"""

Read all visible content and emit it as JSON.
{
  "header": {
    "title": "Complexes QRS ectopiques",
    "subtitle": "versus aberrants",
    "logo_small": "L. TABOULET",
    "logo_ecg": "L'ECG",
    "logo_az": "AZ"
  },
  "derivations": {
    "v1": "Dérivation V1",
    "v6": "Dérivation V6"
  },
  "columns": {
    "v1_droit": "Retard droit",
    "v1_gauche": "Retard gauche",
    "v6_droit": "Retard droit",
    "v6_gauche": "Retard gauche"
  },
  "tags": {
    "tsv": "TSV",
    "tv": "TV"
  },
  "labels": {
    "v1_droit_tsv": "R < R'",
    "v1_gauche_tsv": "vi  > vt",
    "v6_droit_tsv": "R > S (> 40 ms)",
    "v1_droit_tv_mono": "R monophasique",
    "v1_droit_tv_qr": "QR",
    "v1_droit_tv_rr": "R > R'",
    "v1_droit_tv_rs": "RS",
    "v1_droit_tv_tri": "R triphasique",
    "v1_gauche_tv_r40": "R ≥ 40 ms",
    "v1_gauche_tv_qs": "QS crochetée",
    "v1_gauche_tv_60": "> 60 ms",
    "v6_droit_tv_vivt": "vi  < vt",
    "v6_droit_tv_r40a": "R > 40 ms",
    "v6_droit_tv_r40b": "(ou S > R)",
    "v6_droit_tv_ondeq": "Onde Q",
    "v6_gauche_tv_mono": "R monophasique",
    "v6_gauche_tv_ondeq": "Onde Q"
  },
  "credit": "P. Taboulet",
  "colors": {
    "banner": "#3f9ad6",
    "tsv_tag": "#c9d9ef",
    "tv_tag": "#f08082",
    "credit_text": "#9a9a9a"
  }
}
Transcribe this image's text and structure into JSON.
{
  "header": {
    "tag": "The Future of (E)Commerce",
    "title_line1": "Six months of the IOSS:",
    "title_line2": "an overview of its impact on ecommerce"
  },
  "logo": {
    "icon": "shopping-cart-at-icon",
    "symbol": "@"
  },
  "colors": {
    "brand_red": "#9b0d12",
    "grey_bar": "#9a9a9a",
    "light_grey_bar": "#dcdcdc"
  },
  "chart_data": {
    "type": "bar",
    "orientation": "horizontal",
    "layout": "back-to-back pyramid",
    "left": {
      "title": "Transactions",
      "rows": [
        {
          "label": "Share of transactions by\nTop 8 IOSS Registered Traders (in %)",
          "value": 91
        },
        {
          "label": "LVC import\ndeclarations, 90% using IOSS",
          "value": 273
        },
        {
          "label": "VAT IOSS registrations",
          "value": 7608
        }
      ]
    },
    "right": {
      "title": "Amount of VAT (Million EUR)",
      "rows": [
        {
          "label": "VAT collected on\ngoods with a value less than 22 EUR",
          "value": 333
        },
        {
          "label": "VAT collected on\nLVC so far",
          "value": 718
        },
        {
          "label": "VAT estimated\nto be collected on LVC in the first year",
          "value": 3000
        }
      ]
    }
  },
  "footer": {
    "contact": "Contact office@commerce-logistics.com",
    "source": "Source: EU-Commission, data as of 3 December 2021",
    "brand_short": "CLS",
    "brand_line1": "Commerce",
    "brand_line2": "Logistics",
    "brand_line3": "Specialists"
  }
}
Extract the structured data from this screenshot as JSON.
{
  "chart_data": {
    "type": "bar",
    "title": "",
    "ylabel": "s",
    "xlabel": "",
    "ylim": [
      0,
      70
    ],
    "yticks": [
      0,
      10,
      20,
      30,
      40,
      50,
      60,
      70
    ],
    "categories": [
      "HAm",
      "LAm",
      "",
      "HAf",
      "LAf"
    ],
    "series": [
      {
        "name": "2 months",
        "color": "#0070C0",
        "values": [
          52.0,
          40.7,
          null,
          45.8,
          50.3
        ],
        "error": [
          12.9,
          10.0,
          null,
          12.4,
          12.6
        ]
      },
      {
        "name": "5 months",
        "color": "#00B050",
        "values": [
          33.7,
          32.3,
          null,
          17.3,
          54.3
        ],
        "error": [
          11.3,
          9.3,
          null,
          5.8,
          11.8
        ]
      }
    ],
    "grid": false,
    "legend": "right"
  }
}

"""

▶ Instruction
Return the listing above word for word.

▶ Solution to the exercise
Read all visible content and emit it as JSON.
{
  "header": {
    "title": "Complexes QRS ectopiques",
    "subtitle": "versus aberrants",
    "logo_small": "L. TABOULET",
    "logo_ecg": "L'ECG",
    "logo_az": "AZ"
  },
  "derivations": {
    "v1": "Dérivation V1",
    "v6": "Dérivation V6"
  },
  "columns": {
    "v1_droit": "Retard droit",
    "v1_gauche": "Retard gauche",
    "v6_droit": "Retard droit",
    "v6_gauche": "Retard gauche"
  },
  "tags": {
    "tsv": "TSV",
    "tv": "TV"
  },
  "labels": {
    "v1_droit_tsv": "R < R'",
    "v1_gauche_tsv": "vi  > vt",
    "v6_droit_tsv": "R > S (> 40 ms)",
    "v1_droit_tv_mono": "R monophasique",
    "v1_droit_tv_qr": "QR",
    "v1_droit_tv_rr": "R > R'",
    "v1_droit_tv_rs": "RS",
    "v1_droit_tv_tri": "R triphasique",
    "v1_gauche_tv_r40": "R ≥ 40 ms",
    "v1_gauche_tv_qs": "QS crochetée",
    "v1_gauche_tv_60": "> 60 ms",
    "v6_droit_tv_vivt": "vi  < vt",
    "v6_droit_tv_r40a": "R > 40 ms",
    "v6_droit_tv_r40b": "(ou S > R)",
    "v6_droit_tv_ondeq": "Onde Q",
    "v6_gauche_tv_mono": "R monophasique",
    "v6_gauche_tv_ondeq": "Onde Q"
  },
  "credit": "P. Taboulet",
  "colors": {
    "banner": "#3f9ad6",
    "tsv_tag": "#c9d9ef",
    "tv_tag": "#f08082",
    "credit_text": "#9a9a9a"
  }
}
Transcribe this image's text and structure into JSON.
{
  "header": {
    "tag": "The Future of (E)Commerce",
    "title_line1": "Six months of the IOSS:",
    "title_line2": "an overview of its impact on ecommerce"
  },
  "logo": {
    "icon": "shopping-cart-at-icon",
    "symbol": "@"
  },
  "colors": {
    "brand_red": "#9b0d12",
    "grey_bar": "#9a9a9a",
    "light_grey_bar": "#dcdcdc"
  },
  "chart_data": {
    "type": "bar",
    "orientation": "horizontal",
    "layout": "back-to-back pyramid",
    "left": {
      "title": "Transactions",
      "rows": [
        {
          "label": "Share of transactions by\nTop 8 IOSS Registered Traders (in %)",
          "value": 91
        },
        {
          "label": "LVC import\ndeclarations, 90% using IOSS",
          "value": 273
        },
        {
          "label": "VAT IOSS registrations",
          "value": 7608
        }
      ]
    },
    "right": {
      "title": "Amount of VAT (Million EUR)",
      "rows": [
        {
          "label": "VAT collected on\ngoods with a value less than 22 EUR",
          "value": 333
        },
        {
          "label": "VAT collected on\nLVC so far",
          "value": 718
        },
        {
          "label": "VAT estimated\nto be collected on LVC in the first year",
          "value": 3000
        }
      ]
    }
  },
  "footer": {
    "contact": "Contact office@commerce-logistics.com",
    "source": "Source: EU-Commission, data as of 3 December 2021",
    "brand_short": "CLS",
    "brand_line1": "Commerce",
    "brand_line2": "Logistics",
    "brand_line3": "Specialists"
  }
}
Extract the structured data from this screenshot as JSON.
{
  "chart_data": {
    "type": "bar",
    "title": "",
    "ylabel": "s",
    "xlabel": "",
    "ylim": [
      0,
      70
    ],
    "yticks": [
      0,
      10,
      20,
      30,
      40,
      50,
      60,
      70
    ],
    "categories": [
      "HAm",
      "LAm",
      "",
      "HAf",
      "LAf"
    ],
    "series": [
      {
        "name": "2 months",
        "color": "#0070C0",
        "values": [
          52.0,
          40.7,
          null,
          45.8,
          50.3
        ],
        "error": [
          12.9,
          10.0,
          null,
          12.4,
          12.6
        ]
      },
      {
        "name": "5 months",
        "color": "#00B050",
        "values": [
          33.7,
          32.3,
          null,
          17.3,
          54.3
        ],
        "error": [
          11.3,
          9.3,
          null,
          5.8,
          11.8
        ]
      }
    ],
    "grid": false,
    "legend": "right"
  }
}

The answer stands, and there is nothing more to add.